§ **PROBLEM REQUIREMENTS**
Reproduce the records below in full and word for word, excluding pictures.

§ **STORED DATA**
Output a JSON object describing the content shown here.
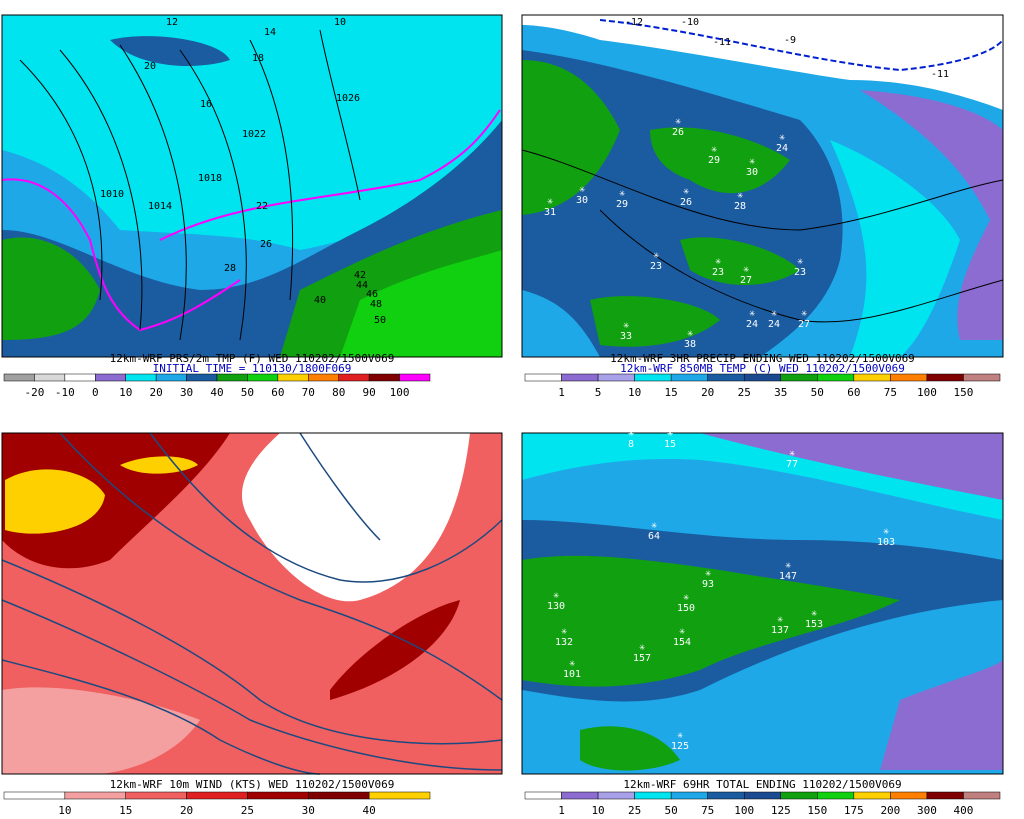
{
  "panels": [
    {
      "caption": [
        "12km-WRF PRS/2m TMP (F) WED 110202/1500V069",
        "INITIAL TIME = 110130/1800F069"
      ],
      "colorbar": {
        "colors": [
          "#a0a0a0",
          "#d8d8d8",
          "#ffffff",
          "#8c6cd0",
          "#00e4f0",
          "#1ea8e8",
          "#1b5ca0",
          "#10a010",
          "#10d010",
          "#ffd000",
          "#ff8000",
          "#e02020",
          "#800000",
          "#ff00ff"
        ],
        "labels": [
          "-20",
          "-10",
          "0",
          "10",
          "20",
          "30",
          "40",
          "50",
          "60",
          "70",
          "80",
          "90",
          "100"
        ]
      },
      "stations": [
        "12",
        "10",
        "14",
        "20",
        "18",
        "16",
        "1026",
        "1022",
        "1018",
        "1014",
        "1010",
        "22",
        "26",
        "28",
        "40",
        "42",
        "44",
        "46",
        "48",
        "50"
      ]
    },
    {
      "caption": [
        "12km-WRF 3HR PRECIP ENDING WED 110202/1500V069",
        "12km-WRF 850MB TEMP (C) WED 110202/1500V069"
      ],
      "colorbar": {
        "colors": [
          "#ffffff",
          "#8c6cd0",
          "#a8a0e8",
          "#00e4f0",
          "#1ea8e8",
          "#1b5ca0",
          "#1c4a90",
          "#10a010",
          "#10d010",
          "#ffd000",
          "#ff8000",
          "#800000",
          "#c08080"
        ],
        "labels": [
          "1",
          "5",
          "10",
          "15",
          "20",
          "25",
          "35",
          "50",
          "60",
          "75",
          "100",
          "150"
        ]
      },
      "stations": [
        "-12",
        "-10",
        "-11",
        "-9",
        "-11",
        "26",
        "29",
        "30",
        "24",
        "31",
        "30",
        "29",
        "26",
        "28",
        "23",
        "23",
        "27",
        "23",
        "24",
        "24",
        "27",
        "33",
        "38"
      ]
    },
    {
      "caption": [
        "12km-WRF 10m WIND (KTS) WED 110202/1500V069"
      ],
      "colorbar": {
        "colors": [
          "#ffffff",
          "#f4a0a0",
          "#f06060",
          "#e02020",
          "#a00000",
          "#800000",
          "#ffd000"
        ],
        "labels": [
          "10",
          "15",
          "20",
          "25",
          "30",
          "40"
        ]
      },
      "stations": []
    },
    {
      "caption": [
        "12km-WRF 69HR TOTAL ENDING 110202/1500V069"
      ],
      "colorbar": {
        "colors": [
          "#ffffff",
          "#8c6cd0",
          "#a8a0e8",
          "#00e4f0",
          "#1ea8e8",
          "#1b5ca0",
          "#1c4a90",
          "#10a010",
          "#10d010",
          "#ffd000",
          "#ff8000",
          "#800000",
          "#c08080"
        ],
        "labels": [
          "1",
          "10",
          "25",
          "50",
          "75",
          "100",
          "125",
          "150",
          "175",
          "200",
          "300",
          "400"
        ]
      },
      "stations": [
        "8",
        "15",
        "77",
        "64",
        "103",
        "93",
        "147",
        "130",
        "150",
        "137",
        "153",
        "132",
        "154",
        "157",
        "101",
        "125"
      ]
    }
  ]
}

§ **SOLVED PROBLEM**
Output a JSON object describing the content shown here.
{
  "panels": [
    {
      "caption": [
        "12km-WRF PRS/2m TMP (F) WED 110202/1500V069",
        "INITIAL TIME = 110130/1800F069"
      ],
      "colorbar": {
        "colors": [
          "#a0a0a0",
          "#d8d8d8",
          "#ffffff",
          "#8c6cd0",
          "#00e4f0",
          "#1ea8e8",
          "#1b5ca0",
          "#10a010",
          "#10d010",
          "#ffd000",
          "#ff8000",
          "#e02020",
          "#800000",
          "#ff00ff"
        ],
        "labels": [
          "-20",
          "-10",
          "0",
          "10",
          "20",
          "30",
          "40",
          "50",
          "60",
          "70",
          "80",
          "90",
          "100"
        ]
      },
      "stations": [
        "12",
        "10",
        "14",
        "20",
        "18",
        "16",
        "1026",
        "1022",
        "1018",
        "1014",
        "1010",
        "22",
        "26",
        "28",
        "40",
        "42",
        "44",
        "46",
        "48",
        "50"
      ]
    },
    {
      "caption": [
        "12km-WRF 3HR PRECIP ENDING WED 110202/1500V069",
        "12km-WRF 850MB TEMP (C) WED 110202/1500V069"
      ],
      "colorbar": {
        "colors": [
          "#ffffff",
          "#8c6cd0",
          "#a8a0e8",
          "#00e4f0",
          "#1ea8e8",
          "#1b5ca0",
          "#1c4a90",
          "#10a010",
          "#10d010",
          "#ffd000",
          "#ff8000",
          "#800000",
          "#c08080"
        ],
        "labels": [
          "1",
          "5",
          "10",
          "15",
          "20",
          "25",
          "35",
          "50",
          "60",
          "75",
          "100",
          "150"
        ]
      },
      "stations": [
        "-12",
        "-10",
        "-11",
        "-9",
        "-11",
        "26",
        "29",
        "30",
        "24",
        "31",
        "30",
        "29",
        "26",
        "28",
        "23",
        "23",
        "27",
        "23",
        "24",
        "24",
        "27",
        "33",
        "38"
      ]
    },
    {
      "caption": [
        "12km-WRF 10m WIND (KTS) WED 110202/1500V069"
      ],
      "colorbar": {
        "colors": [
          "#ffffff",
          "#f4a0a0",
          "#f06060",
          "#e02020",
          "#a00000",
          "#800000",
          "#ffd000"
        ],
        "labels": [
          "10",
          "15",
          "20",
          "25",
          "30",
          "40"
        ]
      },
      "stations": []
    },
    {
      "caption": [
        "12km-WRF 69HR TOTAL ENDING 110202/1500V069"
      ],
      "colorbar": {
        "colors": [
          "#ffffff",
          "#8c6cd0",
          "#a8a0e8",
          "#00e4f0",
          "#1ea8e8",
          "#1b5ca0",
          "#1c4a90",
          "#10a010",
          "#10d010",
          "#ffd000",
          "#ff8000",
          "#800000",
          "#c08080"
        ],
        "labels": [
          "1",
          "10",
          "25",
          "50",
          "75",
          "100",
          "125",
          "150",
          "175",
          "200",
          "300",
          "400"
        ]
      },
      "stations": [
        "8",
        "15",
        "77",
        "64",
        "103",
        "93",
        "147",
        "130",
        "150",
        "137",
        "153",
        "132",
        "154",
        "157",
        "101",
        "125"
      ]
    }
  ]
}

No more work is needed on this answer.